[PROBLEM]
Extract all records. Keep each one exact.

[EXERCISE INPUTS]
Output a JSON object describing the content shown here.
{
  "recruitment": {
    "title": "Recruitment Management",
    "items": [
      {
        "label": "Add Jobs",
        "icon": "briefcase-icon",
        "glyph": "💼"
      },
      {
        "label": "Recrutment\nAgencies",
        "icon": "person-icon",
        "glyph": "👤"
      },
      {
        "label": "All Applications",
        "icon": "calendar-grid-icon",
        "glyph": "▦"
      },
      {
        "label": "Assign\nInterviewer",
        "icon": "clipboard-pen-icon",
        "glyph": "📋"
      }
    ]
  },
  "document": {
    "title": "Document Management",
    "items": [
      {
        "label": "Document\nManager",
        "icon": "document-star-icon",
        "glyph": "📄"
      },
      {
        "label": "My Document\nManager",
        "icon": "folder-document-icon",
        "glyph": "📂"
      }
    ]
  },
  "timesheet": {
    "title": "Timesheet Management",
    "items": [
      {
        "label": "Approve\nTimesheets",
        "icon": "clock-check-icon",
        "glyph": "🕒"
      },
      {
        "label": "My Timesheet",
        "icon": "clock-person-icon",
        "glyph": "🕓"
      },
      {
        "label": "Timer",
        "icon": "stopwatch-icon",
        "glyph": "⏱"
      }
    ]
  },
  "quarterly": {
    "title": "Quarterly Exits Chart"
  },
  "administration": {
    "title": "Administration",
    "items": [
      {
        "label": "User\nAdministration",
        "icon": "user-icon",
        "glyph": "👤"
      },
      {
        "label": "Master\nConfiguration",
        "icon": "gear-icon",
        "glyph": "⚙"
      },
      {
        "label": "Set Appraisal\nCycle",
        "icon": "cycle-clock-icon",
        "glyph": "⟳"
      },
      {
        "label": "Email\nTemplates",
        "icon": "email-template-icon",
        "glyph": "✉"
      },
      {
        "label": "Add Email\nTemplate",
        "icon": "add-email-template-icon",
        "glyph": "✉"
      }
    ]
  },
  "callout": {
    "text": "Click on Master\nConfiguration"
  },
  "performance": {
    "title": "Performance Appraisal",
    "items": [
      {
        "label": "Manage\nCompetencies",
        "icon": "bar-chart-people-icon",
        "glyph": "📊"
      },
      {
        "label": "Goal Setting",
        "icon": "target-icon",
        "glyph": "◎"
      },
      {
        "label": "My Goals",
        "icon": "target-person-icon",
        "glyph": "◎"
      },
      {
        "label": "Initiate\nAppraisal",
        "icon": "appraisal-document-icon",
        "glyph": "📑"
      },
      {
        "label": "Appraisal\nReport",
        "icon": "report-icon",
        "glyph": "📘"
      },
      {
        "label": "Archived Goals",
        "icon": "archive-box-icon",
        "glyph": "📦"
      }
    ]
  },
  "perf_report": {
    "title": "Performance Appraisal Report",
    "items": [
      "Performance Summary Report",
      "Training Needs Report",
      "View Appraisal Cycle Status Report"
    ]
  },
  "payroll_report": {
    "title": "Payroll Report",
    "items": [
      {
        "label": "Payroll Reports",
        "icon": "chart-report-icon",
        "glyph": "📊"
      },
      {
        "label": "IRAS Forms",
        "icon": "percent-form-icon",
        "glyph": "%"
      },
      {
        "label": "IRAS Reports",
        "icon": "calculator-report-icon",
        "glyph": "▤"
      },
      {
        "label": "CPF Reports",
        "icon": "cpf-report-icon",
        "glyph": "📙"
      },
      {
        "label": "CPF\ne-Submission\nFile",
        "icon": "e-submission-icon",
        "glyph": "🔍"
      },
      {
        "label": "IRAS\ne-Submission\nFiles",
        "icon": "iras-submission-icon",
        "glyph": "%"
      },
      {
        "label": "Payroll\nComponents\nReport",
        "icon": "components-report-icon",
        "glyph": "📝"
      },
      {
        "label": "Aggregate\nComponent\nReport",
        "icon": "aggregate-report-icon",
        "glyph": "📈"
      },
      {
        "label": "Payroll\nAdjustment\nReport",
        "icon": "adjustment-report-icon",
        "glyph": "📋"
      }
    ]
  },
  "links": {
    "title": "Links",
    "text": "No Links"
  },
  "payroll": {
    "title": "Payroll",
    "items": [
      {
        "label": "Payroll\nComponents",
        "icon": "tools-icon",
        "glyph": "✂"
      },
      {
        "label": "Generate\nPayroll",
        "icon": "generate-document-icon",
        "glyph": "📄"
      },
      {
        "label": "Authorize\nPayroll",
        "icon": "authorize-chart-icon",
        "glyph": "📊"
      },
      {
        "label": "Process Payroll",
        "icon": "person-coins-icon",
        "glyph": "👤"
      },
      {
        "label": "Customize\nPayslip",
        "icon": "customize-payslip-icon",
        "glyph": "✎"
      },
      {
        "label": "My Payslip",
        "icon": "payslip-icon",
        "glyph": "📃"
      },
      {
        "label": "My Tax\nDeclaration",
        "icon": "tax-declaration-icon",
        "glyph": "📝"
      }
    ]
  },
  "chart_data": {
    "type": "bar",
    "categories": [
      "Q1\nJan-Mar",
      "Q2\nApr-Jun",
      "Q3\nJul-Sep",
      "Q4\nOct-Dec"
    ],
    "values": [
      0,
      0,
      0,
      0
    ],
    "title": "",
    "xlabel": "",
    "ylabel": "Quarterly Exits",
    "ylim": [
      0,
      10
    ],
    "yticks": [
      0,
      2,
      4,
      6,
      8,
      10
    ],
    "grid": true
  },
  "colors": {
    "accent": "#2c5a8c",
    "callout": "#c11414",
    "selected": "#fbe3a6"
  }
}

[ANSWER IN FULL]
Output a JSON object describing the content shown here.
{
  "recruitment": {
    "title": "Recruitment Management",
    "items": [
      {
        "label": "Add Jobs",
        "icon": "briefcase-icon",
        "glyph": "💼"
      },
      {
        "label": "Recrutment\nAgencies",
        "icon": "person-icon",
        "glyph": "👤"
      },
      {
        "label": "All Applications",
        "icon": "calendar-grid-icon",
        "glyph": "▦"
      },
      {
        "label": "Assign\nInterviewer",
        "icon": "clipboard-pen-icon",
        "glyph": "📋"
      }
    ]
  },
  "document": {
    "title": "Document Management",
    "items": [
      {
        "label": "Document\nManager",
        "icon": "document-star-icon",
        "glyph": "📄"
      },
      {
        "label": "My Document\nManager",
        "icon": "folder-document-icon",
        "glyph": "📂"
      }
    ]
  },
  "timesheet": {
    "title": "Timesheet Management",
    "items": [
      {
        "label": "Approve\nTimesheets",
        "icon": "clock-check-icon",
        "glyph": "🕒"
      },
      {
        "label": "My Timesheet",
        "icon": "clock-person-icon",
        "glyph": "🕓"
      },
      {
        "label": "Timer",
        "icon": "stopwatch-icon",
        "glyph": "⏱"
      }
    ]
  },
  "quarterly": {
    "title": "Quarterly Exits Chart"
  },
  "administration": {
    "title": "Administration",
    "items": [
      {
        "label": "User\nAdministration",
        "icon": "user-icon",
        "glyph": "👤"
      },
      {
        "label": "Master\nConfiguration",
        "icon": "gear-icon",
        "glyph": "⚙"
      },
      {
        "label": "Set Appraisal\nCycle",
        "icon": "cycle-clock-icon",
        "glyph": "⟳"
      },
      {
        "label": "Email\nTemplates",
        "icon": "email-template-icon",
        "glyph": "✉"
      },
      {
        "label": "Add Email\nTemplate",
        "icon": "add-email-template-icon",
        "glyph": "✉"
      }
    ]
  },
  "callout": {
    "text": "Click on Master\nConfiguration"
  },
  "performance": {
    "title": "Performance Appraisal",
    "items": [
      {
        "label": "Manage\nCompetencies",
        "icon": "bar-chart-people-icon",
        "glyph": "📊"
      },
      {
        "label": "Goal Setting",
        "icon": "target-icon",
        "glyph": "◎"
      },
      {
        "label": "My Goals",
        "icon": "target-person-icon",
        "glyph": "◎"
      },
      {
        "label": "Initiate\nAppraisal",
        "icon": "appraisal-document-icon",
        "glyph": "📑"
      },
      {
        "label": "Appraisal\nReport",
        "icon": "report-icon",
        "glyph": "📘"
      },
      {
        "label": "Archived Goals",
        "icon": "archive-box-icon",
        "glyph": "📦"
      }
    ]
  },
  "perf_report": {
    "title": "Performance Appraisal Report",
    "items": [
      "Performance Summary Report",
      "Training Needs Report",
      "View Appraisal Cycle Status Report"
    ]
  },
  "payroll_report": {
    "title": "Payroll Report",
    "items": [
      {
        "label": "Payroll Reports",
        "icon": "chart-report-icon",
        "glyph": "📊"
      },
      {
        "label": "IRAS Forms",
        "icon": "percent-form-icon",
        "glyph": "%"
      },
      {
        "label": "IRAS Reports",
        "icon": "calculator-report-icon",
        "glyph": "▤"
      },
      {
        "label": "CPF Reports",
        "icon": "cpf-report-icon",
        "glyph": "📙"
      },
      {
        "label": "CPF\ne-Submission\nFile",
        "icon": "e-submission-icon",
        "glyph": "🔍"
      },
      {
        "label": "IRAS\ne-Submission\nFiles",
        "icon": "iras-submission-icon",
        "glyph": "%"
      },
      {
        "label": "Payroll\nComponents\nReport",
        "icon": "components-report-icon",
        "glyph": "📝"
      },
      {
        "label": "Aggregate\nComponent\nReport",
        "icon": "aggregate-report-icon",
        "glyph": "📈"
      },
      {
        "label": "Payroll\nAdjustment\nReport",
        "icon": "adjustment-report-icon",
        "glyph": "📋"
      }
    ]
  },
  "links": {
    "title": "Links",
    "text": "No Links"
  },
  "payroll": {
    "title": "Payroll",
    "items": [
      {
        "label": "Payroll\nComponents",
        "icon": "tools-icon",
        "glyph": "✂"
      },
      {
        "label": "Generate\nPayroll",
        "icon": "generate-document-icon",
        "glyph": "📄"
      },
      {
        "label": "Authorize\nPayroll",
        "icon": "authorize-chart-icon",
        "glyph": "📊"
      },
      {
        "label": "Process Payroll",
        "icon": "person-coins-icon",
        "glyph": "👤"
      },
      {
        "label": "Customize\nPayslip",
        "icon": "customize-payslip-icon",
        "glyph": "✎"
      },
      {
        "label": "My Payslip",
        "icon": "payslip-icon",
        "glyph": "📃"
      },
      {
        "label": "My Tax\nDeclaration",
        "icon": "tax-declaration-icon",
        "glyph": "📝"
      }
    ]
  },
  "chart_data": {
    "type": "bar",
    "categories": [
      "Q1\nJan-Mar",
      "Q2\nApr-Jun",
      "Q3\nJul-Sep",
      "Q4\nOct-Dec"
    ],
    "values": [
      0,
      0,
      0,
      0
    ],
    "title": "",
    "xlabel": "",
    "ylabel": "Quarterly Exits",
    "ylim": [
      0,
      10
    ],
    "yticks": [
      0,
      2,
      4,
      6,
      8,
      10
    ],
    "grid": true
  },
  "colors": {
    "accent": "#2c5a8c",
    "callout": "#c11414",
    "selected": "#fbe3a6"
  }
}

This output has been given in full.